OBJECTIVE - Every line containing the word "name" needs to be found and copied.

Records from a dataset -
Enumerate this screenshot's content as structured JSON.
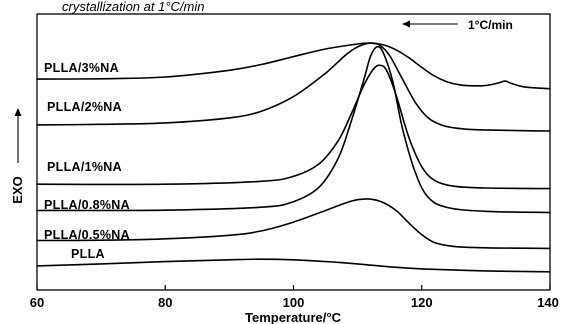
{
  "caption": "crystallization at 1°C/min",
  "chart_data": {
    "type": "line",
    "title": "",
    "xlabel": "Temperature/°C",
    "ylabel": "EXO",
    "xlim": [
      60,
      140
    ],
    "xticks": [
      60,
      80,
      100,
      120,
      140
    ],
    "grid": false,
    "annotation": "1°C/min",
    "series": [
      {
        "name": "PLLA/3%NA",
        "x": [
          60,
          70,
          80,
          90,
          95,
          100,
          105,
          110,
          112,
          114,
          116,
          118,
          120,
          122,
          124,
          126,
          128,
          130,
          132,
          133,
          134,
          136,
          140
        ],
        "y": [
          6.95,
          6.96,
          7.02,
          7.25,
          7.45,
          7.72,
          7.98,
          8.15,
          8.18,
          8.12,
          7.95,
          7.68,
          7.35,
          7.05,
          6.85,
          6.75,
          6.72,
          6.73,
          6.82,
          6.88,
          6.8,
          6.68,
          6.62
        ]
      },
      {
        "name": "PLLA/2%NA",
        "x": [
          60,
          70,
          80,
          90,
          95,
          100,
          105,
          108,
          110,
          112,
          113.5,
          115,
          117,
          119,
          121,
          123,
          125,
          128,
          132,
          136,
          140
        ],
        "y": [
          5.38,
          5.4,
          5.45,
          5.62,
          5.85,
          6.35,
          7.15,
          7.75,
          8.05,
          8.18,
          8.1,
          7.75,
          6.95,
          6.15,
          5.62,
          5.38,
          5.28,
          5.22,
          5.2,
          5.18,
          5.17
        ]
      },
      {
        "name": "PLLA/1%NA",
        "x": [
          60,
          80,
          95,
          100,
          104,
          107,
          109,
          111,
          112.5,
          113.5,
          114.5,
          116,
          118,
          120,
          122,
          125,
          130,
          140
        ],
        "y": [
          3.35,
          3.35,
          3.45,
          3.62,
          4.05,
          4.85,
          5.75,
          6.75,
          7.3,
          7.42,
          7.25,
          6.4,
          4.95,
          3.95,
          3.48,
          3.28,
          3.22,
          3.2
        ]
      },
      {
        "name": "PLLA/0.8%NA",
        "x": [
          60,
          80,
          95,
          100,
          104,
          107,
          109,
          111,
          112,
          113,
          114,
          115.5,
          117,
          119,
          121,
          124,
          130,
          140
        ],
        "y": [
          2.45,
          2.46,
          2.56,
          2.75,
          3.25,
          4.25,
          5.5,
          6.95,
          7.72,
          8.05,
          7.85,
          6.85,
          5.25,
          3.75,
          2.9,
          2.55,
          2.42,
          2.38
        ]
      },
      {
        "name": "PLLA/0.5%NA",
        "x": [
          60,
          70,
          80,
          90,
          95,
          100,
          105,
          108,
          110,
          112,
          114,
          116,
          118,
          120,
          122,
          125,
          130,
          140
        ],
        "y": [
          1.42,
          1.43,
          1.48,
          1.6,
          1.75,
          2.05,
          2.45,
          2.7,
          2.82,
          2.84,
          2.72,
          2.45,
          2.02,
          1.62,
          1.35,
          1.22,
          1.17,
          1.15
        ]
      },
      {
        "name": "PLLA",
        "x": [
          60,
          70,
          80,
          90,
          95,
          100,
          105,
          110,
          115,
          120,
          130,
          140
        ],
        "y": [
          0.55,
          0.62,
          0.7,
          0.76,
          0.78,
          0.76,
          0.7,
          0.62,
          0.52,
          0.45,
          0.38,
          0.35
        ]
      }
    ],
    "label_positions_note": ""
  }
}
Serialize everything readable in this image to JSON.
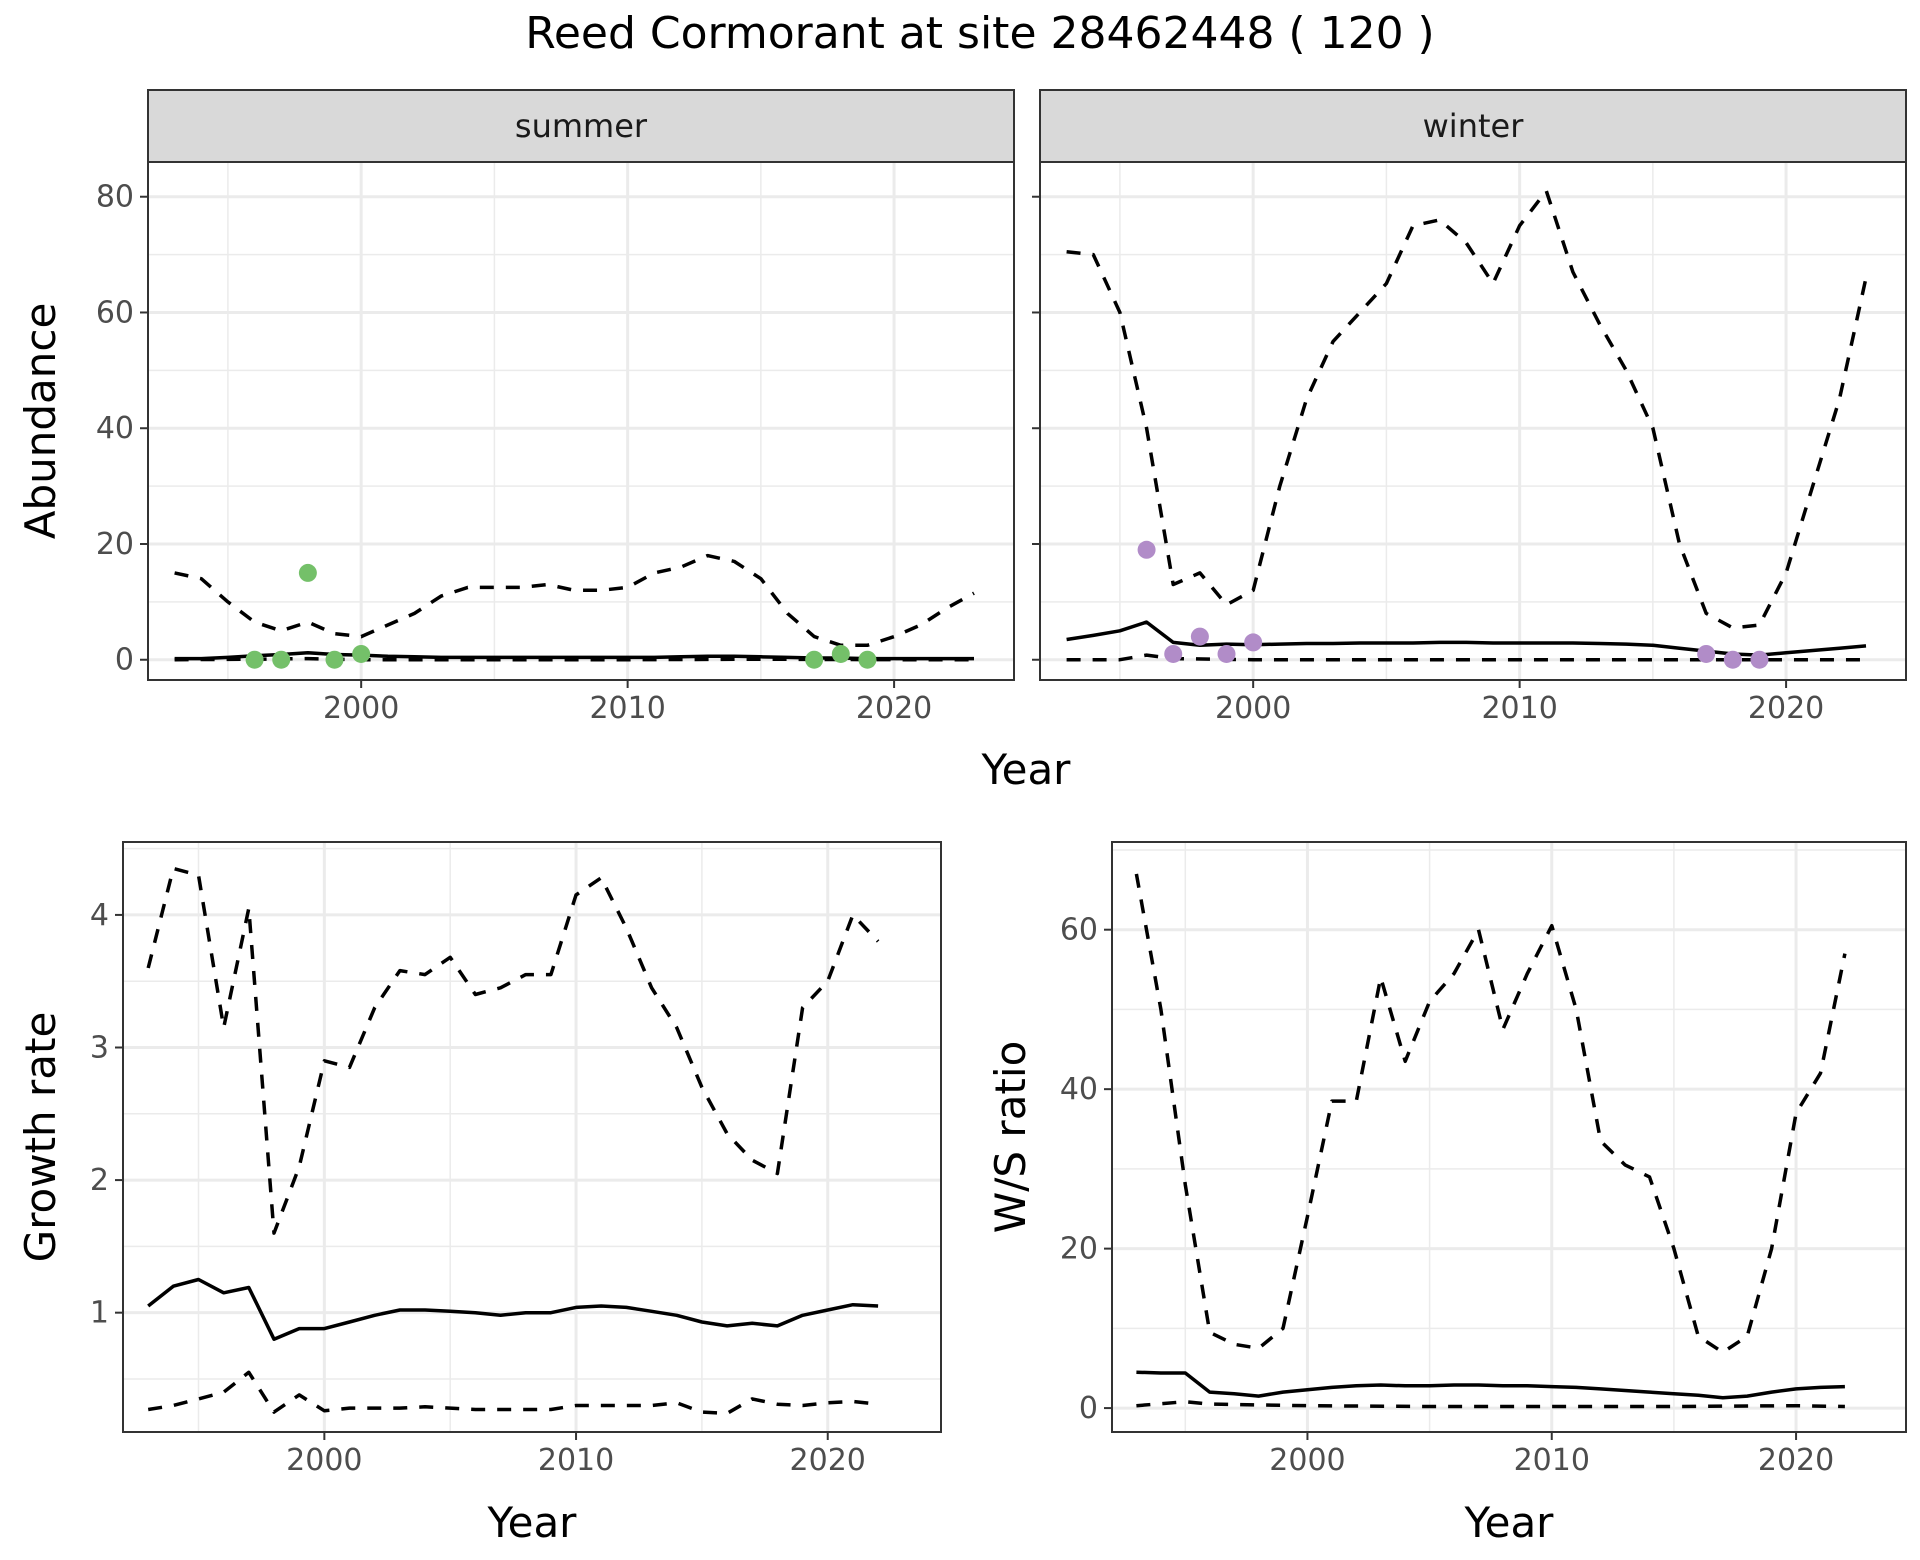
{
  "title": "Reed Cormorant at site 28462448 ( 120 )",
  "colors": {
    "summer_points": "#74c069",
    "winter_points": "#b18cc8",
    "lines": "#000000"
  },
  "chart_data": [
    {
      "type": "line",
      "facet": "summer",
      "xlabel": "Year",
      "ylabel": "Abundance",
      "xlim": [
        1992,
        2024.5
      ],
      "ylim": [
        -3.5,
        86
      ],
      "xticks": [
        2000,
        2010,
        2020
      ],
      "yticks": [
        0,
        20,
        40,
        60,
        80
      ],
      "grid": true,
      "series": [
        {
          "style": "solid",
          "x": [
            1993,
            1994,
            1995,
            1996,
            1997,
            1998,
            1999,
            2000,
            2001,
            2002,
            2003,
            2004,
            2005,
            2006,
            2007,
            2008,
            2009,
            2010,
            2011,
            2012,
            2013,
            2014,
            2015,
            2016,
            2017,
            2018,
            2019,
            2020,
            2021,
            2022,
            2023
          ],
          "y": [
            0.2,
            0.2,
            0.4,
            0.7,
            0.9,
            1.2,
            0.9,
            0.8,
            0.6,
            0.5,
            0.4,
            0.4,
            0.4,
            0.4,
            0.4,
            0.4,
            0.4,
            0.4,
            0.4,
            0.5,
            0.6,
            0.6,
            0.5,
            0.4,
            0.3,
            0.3,
            0.2,
            0.2,
            0.2,
            0.2,
            0.2
          ]
        },
        {
          "style": "dashed",
          "x": [
            1993,
            1994,
            1995,
            1996,
            1997,
            1998,
            1999,
            2000,
            2001,
            2002,
            2003,
            2004,
            2005,
            2006,
            2007,
            2008,
            2009,
            2010,
            2011,
            2012,
            2013,
            2014,
            2015,
            2016,
            2017,
            2018,
            2019,
            2020,
            2021,
            2022,
            2023
          ],
          "y": [
            15,
            14,
            10,
            6.5,
            5,
            6.5,
            4.5,
            4,
            6,
            8,
            11,
            12.5,
            12.5,
            12.5,
            13,
            12,
            12,
            12.5,
            15,
            16,
            18,
            17,
            14,
            8,
            4,
            2.5,
            2.5,
            4,
            6,
            9,
            11.5
          ]
        },
        {
          "style": "dashed",
          "x": [
            1993,
            1996,
            1998,
            2000,
            2005,
            2010,
            2015,
            2020,
            2023
          ],
          "y": [
            0,
            0.1,
            0.2,
            0,
            0,
            0,
            0.1,
            0,
            0
          ]
        }
      ],
      "points": {
        "x": [
          1996,
          1997,
          1998,
          1999,
          2000,
          2017,
          2018,
          2019
        ],
        "y": [
          0,
          0,
          15,
          0,
          1,
          0,
          1,
          0
        ]
      }
    },
    {
      "type": "line",
      "facet": "winter",
      "xlabel": "Year",
      "ylabel": "Abundance",
      "xlim": [
        1992,
        2024.5
      ],
      "ylim": [
        -3.5,
        86
      ],
      "xticks": [
        2000,
        2010,
        2020
      ],
      "yticks": [
        0,
        20,
        40,
        60,
        80
      ],
      "grid": true,
      "series": [
        {
          "style": "solid",
          "x": [
            1993,
            1994,
            1995,
            1996,
            1997,
            1998,
            1999,
            2000,
            2001,
            2002,
            2003,
            2004,
            2005,
            2006,
            2007,
            2008,
            2009,
            2010,
            2011,
            2012,
            2013,
            2014,
            2015,
            2016,
            2017,
            2018,
            2019,
            2020,
            2021,
            2022,
            2023
          ],
          "y": [
            3.5,
            4.2,
            5,
            6.5,
            3,
            2.5,
            2.7,
            2.6,
            2.7,
            2.8,
            2.8,
            2.9,
            2.9,
            2.9,
            3,
            3,
            2.9,
            2.9,
            2.9,
            2.9,
            2.8,
            2.7,
            2.5,
            2,
            1.5,
            1,
            0.8,
            1.2,
            1.6,
            2,
            2.4
          ]
        },
        {
          "style": "dashed",
          "x": [
            1993,
            1994,
            1995,
            1996,
            1997,
            1998,
            1999,
            2000,
            2001,
            2002,
            2003,
            2004,
            2005,
            2006,
            2007,
            2008,
            2009,
            2010,
            2011,
            2012,
            2013,
            2014,
            2015,
            2016,
            2017,
            2018,
            2019,
            2020,
            2021,
            2022,
            2023
          ],
          "y": [
            70.5,
            70,
            60,
            40,
            13,
            15,
            9.5,
            12,
            30,
            45,
            55,
            60,
            65,
            75,
            76,
            72,
            65,
            75,
            81,
            67,
            58,
            50,
            40,
            20,
            8,
            5.5,
            6,
            15,
            30,
            45,
            66
          ]
        },
        {
          "style": "dashed",
          "x": [
            1993,
            1995,
            1996,
            1997,
            2000,
            2010,
            2020,
            2023
          ],
          "y": [
            0,
            0,
            0.8,
            0.2,
            0,
            0,
            0,
            0
          ]
        }
      ],
      "points": {
        "x": [
          1996,
          1997,
          1998,
          1999,
          2000,
          2017,
          2018,
          2019
        ],
        "y": [
          19,
          1,
          4,
          1,
          3,
          1,
          0,
          0
        ]
      }
    },
    {
      "type": "line",
      "xlabel": "Year",
      "ylabel": "Growth rate",
      "xlim": [
        1992,
        2024.5
      ],
      "ylim": [
        0.1,
        4.55
      ],
      "xticks": [
        2000,
        2010,
        2020
      ],
      "yticks": [
        1,
        2,
        3,
        4
      ],
      "grid": true,
      "series": [
        {
          "style": "solid",
          "x": [
            1993,
            1994,
            1995,
            1996,
            1997,
            1998,
            1999,
            2000,
            2001,
            2002,
            2003,
            2004,
            2005,
            2006,
            2007,
            2008,
            2009,
            2010,
            2011,
            2012,
            2013,
            2014,
            2015,
            2016,
            2017,
            2018,
            2019,
            2020,
            2021,
            2022
          ],
          "y": [
            1.05,
            1.2,
            1.25,
            1.15,
            1.19,
            0.8,
            0.88,
            0.88,
            0.93,
            0.98,
            1.02,
            1.02,
            1.01,
            1,
            0.98,
            1,
            1,
            1.04,
            1.05,
            1.04,
            1.01,
            0.98,
            0.93,
            0.9,
            0.92,
            0.9,
            0.98,
            1.02,
            1.06,
            1.05
          ]
        },
        {
          "style": "dashed",
          "x": [
            1993,
            1994,
            1995,
            1996,
            1997,
            1998,
            1999,
            2000,
            2001,
            2002,
            2003,
            2004,
            2005,
            2006,
            2007,
            2008,
            2009,
            2010,
            2011,
            2012,
            2013,
            2014,
            2015,
            2016,
            2017,
            2018,
            2019,
            2020,
            2021,
            2022
          ],
          "y": [
            3.6,
            4.35,
            4.3,
            3.15,
            4.05,
            1.6,
            2.1,
            2.9,
            2.85,
            3.3,
            3.58,
            3.55,
            3.68,
            3.4,
            3.45,
            3.55,
            3.55,
            4.15,
            4.28,
            3.9,
            3.45,
            3.15,
            2.7,
            2.35,
            2.15,
            2.05,
            3.3,
            3.5,
            4,
            3.8
          ]
        },
        {
          "style": "dashed",
          "x": [
            1993,
            1994,
            1995,
            1996,
            1997,
            1998,
            1999,
            2000,
            2001,
            2002,
            2003,
            2004,
            2005,
            2006,
            2007,
            2008,
            2009,
            2010,
            2011,
            2012,
            2013,
            2014,
            2015,
            2016,
            2017,
            2018,
            2019,
            2020,
            2021,
            2022
          ],
          "y": [
            0.27,
            0.3,
            0.35,
            0.4,
            0.55,
            0.25,
            0.38,
            0.26,
            0.28,
            0.28,
            0.28,
            0.29,
            0.28,
            0.27,
            0.27,
            0.27,
            0.27,
            0.3,
            0.3,
            0.3,
            0.3,
            0.32,
            0.25,
            0.24,
            0.35,
            0.31,
            0.3,
            0.32,
            0.33,
            0.31
          ]
        }
      ]
    },
    {
      "type": "line",
      "xlabel": "Year",
      "ylabel": "W/S ratio",
      "xlim": [
        1992,
        2024.5
      ],
      "ylim": [
        -3,
        71
      ],
      "xticks": [
        2000,
        2010,
        2020
      ],
      "yticks": [
        0,
        20,
        40,
        60
      ],
      "grid": true,
      "series": [
        {
          "style": "solid",
          "x": [
            1993,
            1994,
            1995,
            1996,
            1997,
            1998,
            1999,
            2000,
            2001,
            2002,
            2003,
            2004,
            2005,
            2006,
            2007,
            2008,
            2009,
            2010,
            2011,
            2012,
            2013,
            2014,
            2015,
            2016,
            2017,
            2018,
            2019,
            2020,
            2021,
            2022
          ],
          "y": [
            4.5,
            4.4,
            4.4,
            2,
            1.8,
            1.5,
            2,
            2.3,
            2.6,
            2.8,
            2.9,
            2.8,
            2.8,
            2.9,
            2.9,
            2.8,
            2.8,
            2.7,
            2.6,
            2.4,
            2.2,
            2,
            1.8,
            1.6,
            1.3,
            1.5,
            2,
            2.4,
            2.6,
            2.7
          ]
        },
        {
          "style": "dashed",
          "x": [
            1993,
            1994,
            1995,
            1996,
            1997,
            1998,
            1999,
            2000,
            2001,
            2002,
            2003,
            2004,
            2005,
            2006,
            2007,
            2008,
            2009,
            2010,
            2011,
            2012,
            2013,
            2014,
            2015,
            2016,
            2017,
            2018,
            2019,
            2020,
            2021,
            2022
          ],
          "y": [
            67,
            50,
            28,
            9.5,
            8,
            7.5,
            10,
            24,
            38.5,
            38.5,
            54,
            43.5,
            51,
            54.5,
            60,
            47.5,
            54.5,
            60.5,
            50,
            33.5,
            30.5,
            29,
            20,
            9,
            7,
            9,
            20,
            37,
            42,
            57
          ]
        },
        {
          "style": "dashed",
          "x": [
            1993,
            1995,
            1996,
            2000,
            2005,
            2010,
            2015,
            2020,
            2022
          ],
          "y": [
            0.3,
            0.8,
            0.5,
            0.3,
            0.2,
            0.2,
            0.2,
            0.3,
            0.2
          ]
        }
      ]
    }
  ]
}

FINAL RESULT -
        "name": "PLLA/3%NA",
        "name": "PLLA/2%NA",
        "name": "PLLA/1%NA",
        "name": "PLLA/0.8%NA",
        "name": "PLLA/0.5%NA",
        "name": "PLLA",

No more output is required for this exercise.